• What to work on:
Lines before the one containing "Decode this image" are excluded; retype that line and all remaining lines of the material exactly.

• Extracted data:
☆ ☆ ☆ ☆
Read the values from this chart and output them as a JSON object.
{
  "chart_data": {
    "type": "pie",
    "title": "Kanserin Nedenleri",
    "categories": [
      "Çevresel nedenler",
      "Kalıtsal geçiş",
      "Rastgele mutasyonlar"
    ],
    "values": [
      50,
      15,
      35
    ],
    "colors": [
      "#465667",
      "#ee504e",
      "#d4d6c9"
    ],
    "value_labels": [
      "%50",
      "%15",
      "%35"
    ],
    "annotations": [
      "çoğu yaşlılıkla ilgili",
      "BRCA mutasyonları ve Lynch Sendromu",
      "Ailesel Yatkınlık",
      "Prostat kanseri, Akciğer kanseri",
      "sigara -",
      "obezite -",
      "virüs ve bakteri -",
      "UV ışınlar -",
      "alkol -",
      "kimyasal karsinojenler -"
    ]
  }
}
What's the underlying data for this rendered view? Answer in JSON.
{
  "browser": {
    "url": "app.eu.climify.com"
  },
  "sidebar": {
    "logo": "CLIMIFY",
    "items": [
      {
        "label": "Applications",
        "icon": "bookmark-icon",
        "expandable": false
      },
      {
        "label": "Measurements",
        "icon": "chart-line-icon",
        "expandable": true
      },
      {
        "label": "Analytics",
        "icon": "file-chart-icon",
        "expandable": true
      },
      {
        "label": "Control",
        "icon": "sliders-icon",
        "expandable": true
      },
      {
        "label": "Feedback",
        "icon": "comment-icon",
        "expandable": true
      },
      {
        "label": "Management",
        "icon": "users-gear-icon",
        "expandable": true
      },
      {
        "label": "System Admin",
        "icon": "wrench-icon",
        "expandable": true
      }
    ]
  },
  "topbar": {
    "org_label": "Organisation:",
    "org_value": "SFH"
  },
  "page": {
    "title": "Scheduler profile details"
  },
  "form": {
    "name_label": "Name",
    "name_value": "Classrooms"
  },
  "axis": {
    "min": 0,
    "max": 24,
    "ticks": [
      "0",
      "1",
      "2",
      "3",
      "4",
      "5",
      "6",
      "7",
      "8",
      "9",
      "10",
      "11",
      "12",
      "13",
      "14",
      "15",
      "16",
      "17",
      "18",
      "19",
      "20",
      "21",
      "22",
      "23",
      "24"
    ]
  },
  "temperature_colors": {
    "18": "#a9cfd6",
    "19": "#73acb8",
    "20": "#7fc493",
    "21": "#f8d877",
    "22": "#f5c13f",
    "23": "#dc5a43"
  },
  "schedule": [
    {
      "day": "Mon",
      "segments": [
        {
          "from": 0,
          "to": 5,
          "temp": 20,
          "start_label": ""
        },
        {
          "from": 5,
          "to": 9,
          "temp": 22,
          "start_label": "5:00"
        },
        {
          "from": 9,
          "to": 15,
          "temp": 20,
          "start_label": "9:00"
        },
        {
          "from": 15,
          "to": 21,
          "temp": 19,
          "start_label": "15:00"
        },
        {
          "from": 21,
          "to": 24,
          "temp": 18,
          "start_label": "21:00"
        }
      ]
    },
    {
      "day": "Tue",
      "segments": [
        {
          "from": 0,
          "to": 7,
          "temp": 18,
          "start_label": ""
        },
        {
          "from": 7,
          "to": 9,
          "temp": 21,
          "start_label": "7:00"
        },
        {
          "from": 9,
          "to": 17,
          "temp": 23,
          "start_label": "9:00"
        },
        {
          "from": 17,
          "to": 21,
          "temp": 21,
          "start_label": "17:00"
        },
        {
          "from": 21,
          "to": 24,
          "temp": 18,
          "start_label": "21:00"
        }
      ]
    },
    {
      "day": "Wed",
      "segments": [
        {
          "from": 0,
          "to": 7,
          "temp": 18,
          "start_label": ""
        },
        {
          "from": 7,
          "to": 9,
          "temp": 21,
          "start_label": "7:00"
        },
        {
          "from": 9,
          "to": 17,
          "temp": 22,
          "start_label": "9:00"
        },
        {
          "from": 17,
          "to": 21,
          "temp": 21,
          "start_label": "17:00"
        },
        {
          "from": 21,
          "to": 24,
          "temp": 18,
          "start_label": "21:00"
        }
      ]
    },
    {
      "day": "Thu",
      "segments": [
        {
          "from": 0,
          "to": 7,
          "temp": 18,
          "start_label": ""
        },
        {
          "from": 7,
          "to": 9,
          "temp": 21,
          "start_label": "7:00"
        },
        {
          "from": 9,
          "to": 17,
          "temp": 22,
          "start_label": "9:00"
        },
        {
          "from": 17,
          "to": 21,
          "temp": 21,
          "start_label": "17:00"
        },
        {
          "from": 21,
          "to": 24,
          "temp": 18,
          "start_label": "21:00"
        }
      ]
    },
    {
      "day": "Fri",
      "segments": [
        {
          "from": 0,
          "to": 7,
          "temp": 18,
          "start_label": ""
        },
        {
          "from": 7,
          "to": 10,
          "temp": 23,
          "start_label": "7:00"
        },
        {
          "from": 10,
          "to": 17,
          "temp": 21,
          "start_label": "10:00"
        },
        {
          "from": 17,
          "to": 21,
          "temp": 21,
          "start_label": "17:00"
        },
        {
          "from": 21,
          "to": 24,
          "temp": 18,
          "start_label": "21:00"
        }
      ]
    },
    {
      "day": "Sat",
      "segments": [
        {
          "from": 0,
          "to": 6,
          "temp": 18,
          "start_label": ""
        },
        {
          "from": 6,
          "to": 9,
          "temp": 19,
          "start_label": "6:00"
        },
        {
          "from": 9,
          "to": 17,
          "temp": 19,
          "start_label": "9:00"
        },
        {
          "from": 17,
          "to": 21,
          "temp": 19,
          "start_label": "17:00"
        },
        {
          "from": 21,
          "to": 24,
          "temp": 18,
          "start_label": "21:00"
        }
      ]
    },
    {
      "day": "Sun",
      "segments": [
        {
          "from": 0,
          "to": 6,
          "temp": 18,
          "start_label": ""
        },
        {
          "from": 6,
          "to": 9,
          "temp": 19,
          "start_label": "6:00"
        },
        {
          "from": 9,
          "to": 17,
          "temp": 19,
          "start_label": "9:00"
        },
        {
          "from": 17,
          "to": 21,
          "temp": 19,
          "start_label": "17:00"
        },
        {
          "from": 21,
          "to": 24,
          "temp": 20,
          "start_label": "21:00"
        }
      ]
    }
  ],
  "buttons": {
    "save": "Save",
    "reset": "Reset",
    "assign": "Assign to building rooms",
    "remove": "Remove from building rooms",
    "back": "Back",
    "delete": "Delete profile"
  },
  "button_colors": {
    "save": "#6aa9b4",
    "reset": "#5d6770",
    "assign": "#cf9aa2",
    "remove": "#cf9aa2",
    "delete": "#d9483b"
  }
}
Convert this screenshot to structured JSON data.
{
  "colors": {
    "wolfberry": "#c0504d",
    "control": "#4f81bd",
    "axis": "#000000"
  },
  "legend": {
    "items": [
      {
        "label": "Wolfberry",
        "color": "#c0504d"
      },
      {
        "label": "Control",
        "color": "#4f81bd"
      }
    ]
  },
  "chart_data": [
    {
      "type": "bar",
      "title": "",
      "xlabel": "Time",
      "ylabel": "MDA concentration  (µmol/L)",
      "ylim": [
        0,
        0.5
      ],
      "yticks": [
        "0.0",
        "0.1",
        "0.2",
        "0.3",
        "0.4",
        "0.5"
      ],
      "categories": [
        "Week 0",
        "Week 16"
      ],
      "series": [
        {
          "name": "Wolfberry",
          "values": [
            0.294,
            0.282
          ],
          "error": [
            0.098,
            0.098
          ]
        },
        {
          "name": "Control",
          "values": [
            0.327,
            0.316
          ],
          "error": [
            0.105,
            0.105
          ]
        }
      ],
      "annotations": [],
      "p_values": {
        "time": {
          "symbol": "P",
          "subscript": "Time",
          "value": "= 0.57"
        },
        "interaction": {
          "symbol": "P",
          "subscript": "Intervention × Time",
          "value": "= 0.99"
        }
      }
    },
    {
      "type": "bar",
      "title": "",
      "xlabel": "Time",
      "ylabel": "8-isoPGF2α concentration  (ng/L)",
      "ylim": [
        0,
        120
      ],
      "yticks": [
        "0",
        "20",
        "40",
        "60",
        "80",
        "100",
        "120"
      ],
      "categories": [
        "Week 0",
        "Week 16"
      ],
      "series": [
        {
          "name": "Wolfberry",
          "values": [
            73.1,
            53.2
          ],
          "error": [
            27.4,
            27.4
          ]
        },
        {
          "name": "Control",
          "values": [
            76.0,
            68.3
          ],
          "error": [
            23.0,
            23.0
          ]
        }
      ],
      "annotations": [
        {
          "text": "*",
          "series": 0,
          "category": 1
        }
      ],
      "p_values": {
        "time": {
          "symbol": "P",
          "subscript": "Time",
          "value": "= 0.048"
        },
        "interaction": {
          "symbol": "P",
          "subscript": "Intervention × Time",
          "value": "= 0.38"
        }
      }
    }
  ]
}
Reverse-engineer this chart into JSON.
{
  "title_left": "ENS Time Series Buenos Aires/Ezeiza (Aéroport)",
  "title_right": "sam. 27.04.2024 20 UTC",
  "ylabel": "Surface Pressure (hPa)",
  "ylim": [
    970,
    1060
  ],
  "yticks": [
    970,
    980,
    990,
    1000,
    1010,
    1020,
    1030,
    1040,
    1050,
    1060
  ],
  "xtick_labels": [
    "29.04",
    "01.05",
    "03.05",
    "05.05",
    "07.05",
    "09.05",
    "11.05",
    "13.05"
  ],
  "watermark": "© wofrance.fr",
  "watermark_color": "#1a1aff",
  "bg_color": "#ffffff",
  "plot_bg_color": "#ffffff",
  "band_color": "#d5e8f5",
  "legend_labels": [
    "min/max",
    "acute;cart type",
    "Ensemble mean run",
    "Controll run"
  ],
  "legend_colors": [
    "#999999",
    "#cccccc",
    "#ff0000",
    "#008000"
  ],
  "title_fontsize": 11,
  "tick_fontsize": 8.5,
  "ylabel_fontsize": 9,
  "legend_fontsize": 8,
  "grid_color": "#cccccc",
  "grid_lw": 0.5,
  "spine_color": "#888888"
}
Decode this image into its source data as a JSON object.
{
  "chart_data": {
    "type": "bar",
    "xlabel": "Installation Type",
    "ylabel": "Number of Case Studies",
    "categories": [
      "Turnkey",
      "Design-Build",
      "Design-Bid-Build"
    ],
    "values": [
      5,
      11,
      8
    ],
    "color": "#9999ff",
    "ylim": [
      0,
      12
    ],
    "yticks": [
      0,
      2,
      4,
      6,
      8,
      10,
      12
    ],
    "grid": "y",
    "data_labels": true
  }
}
☆ ☆ ☆ ☆
• Response to the task:
Decode this image into its source data as a JSON object.
{
  "chart_data": {
    "type": "bar",
    "xlabel": "Installation Type",
    "ylabel": "Number of Case Studies",
    "categories": [
      "Turnkey",
      "Design-Build",
      "Design-Bid-Build"
    ],
    "values": [
      5,
      11,
      8
    ],
    "color": "#9999ff",
    "ylim": [
      0,
      12
    ],
    "yticks": [
      0,
      2,
      4,
      6,
      8,
      10,
      12
    ],
    "grid": "y",
    "data_labels": true
  }
}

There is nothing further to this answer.